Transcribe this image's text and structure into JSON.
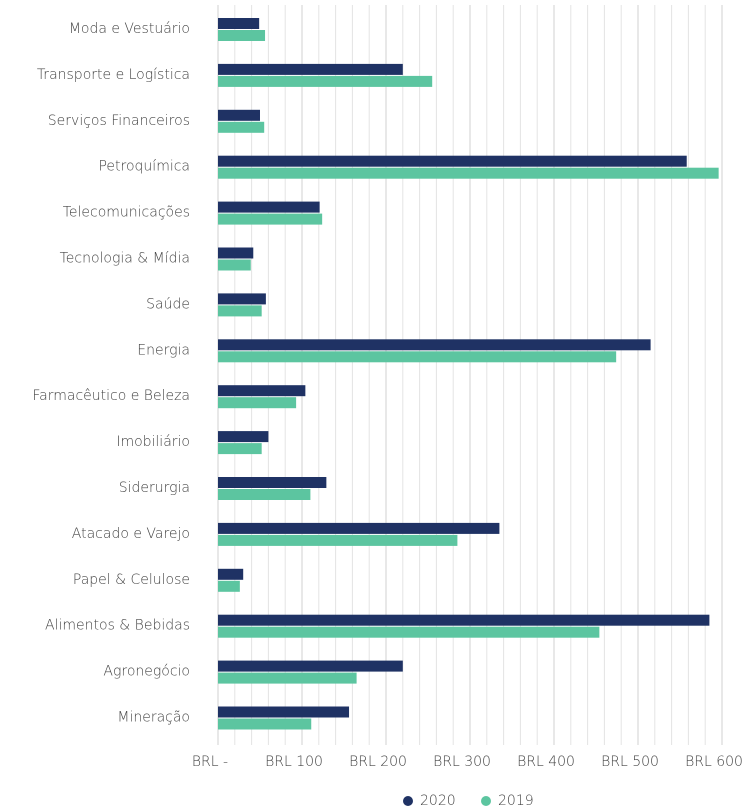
{
  "chart_data": {
    "type": "hbar",
    "categories": [
      "Moda e Vestuário",
      "Transporte e Logística",
      "Serviços Financeiros",
      "Petroquímica",
      "Telecomunicações",
      "Tecnologia & Mídia",
      "Saúde",
      "Energia",
      "Farmacêutico e Beleza",
      "Imobiliário",
      "Siderurgia",
      "Atacado e Varejo",
      "Papel & Celulose",
      "Alimentos & Bebidas",
      "Agronegócio",
      "Mineração"
    ],
    "series": [
      {
        "name": "2020",
        "color": "#1f3264",
        "values": [
          49,
          220,
          50,
          558,
          121,
          42,
          57,
          515,
          104,
          60,
          129,
          335,
          30,
          585,
          220,
          156
        ]
      },
      {
        "name": "2019",
        "color": "#5cc5a0",
        "values": [
          56,
          255,
          55,
          596,
          124,
          39,
          52,
          474,
          93,
          52,
          110,
          285,
          26,
          454,
          165,
          111
        ]
      }
    ],
    "xlim": [
      0,
      600
    ],
    "xticks": [
      {
        "value": 0,
        "label": "BRL -"
      },
      {
        "value": 100,
        "label": "BRL 100"
      },
      {
        "value": 200,
        "label": "BRL 200"
      },
      {
        "value": 300,
        "label": "BRL 300"
      },
      {
        "value": 400,
        "label": "BRL 400"
      },
      {
        "value": 500,
        "label": "BRL 500"
      },
      {
        "value": 600,
        "label": "BRL 600"
      }
    ],
    "minor_xticks": [
      20,
      40,
      60,
      80,
      120,
      140,
      160,
      180,
      220,
      240,
      260,
      280,
      320,
      340,
      360,
      380,
      420,
      440,
      460,
      480,
      520,
      540,
      560,
      580
    ],
    "grid": true,
    "legend": "bottom"
  }
}
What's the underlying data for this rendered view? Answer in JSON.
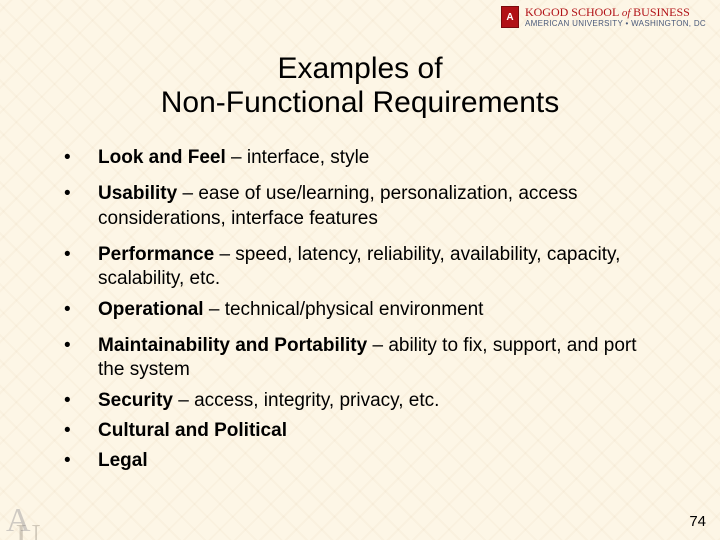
{
  "colors": {
    "background": "#fdf6e6",
    "text": "#000000",
    "header_red": "#b11116",
    "header_blue": "#4a5a7a",
    "watermark_gray": "rgba(120,120,130,0.35)"
  },
  "typography": {
    "title_fontsize": 30,
    "body_fontsize": 19,
    "header_fontsize": 12
  },
  "header": {
    "badge_letter": "A",
    "line1_prefix": "KOGOD SCHOOL ",
    "line1_of": "of ",
    "line1_suffix": "BUSINESS",
    "line2": "AMERICAN UNIVERSITY • WASHINGTON, DC"
  },
  "title": {
    "line1": "Examples of",
    "line2": "Non-Functional Requirements"
  },
  "bullets": [
    {
      "bold": "Look and Feel",
      "rest": " – interface, style",
      "tight": false
    },
    {
      "bold": "Usability",
      "rest": " – ease of use/learning, personalization, access considerations, interface features",
      "tight": false
    },
    {
      "bold": "Performance",
      "rest": " – speed, latency, reliability, availability, capacity, scalability, etc.",
      "tight": true
    },
    {
      "bold": "Operational",
      "rest": " – technical/physical environment",
      "tight": false
    },
    {
      "bold": "Maintainability and Portability",
      "rest": " – ability to fix, support, and port the system",
      "tight": true
    },
    {
      "bold": "Security",
      "rest": " – access, integrity, privacy, etc.",
      "tight": true
    },
    {
      "bold": "Cultural and Political",
      "rest": "",
      "tight": true
    },
    {
      "bold": "Legal",
      "rest": "",
      "tight": false
    }
  ],
  "bullet_char": "•",
  "watermark": {
    "a": "A",
    "u": "U"
  },
  "page_number": "74"
}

BRIEF ->
Report how many lines of the listing hold the word "interface", with nothing but the number.

SOLUTION TO THIS TASK ->
2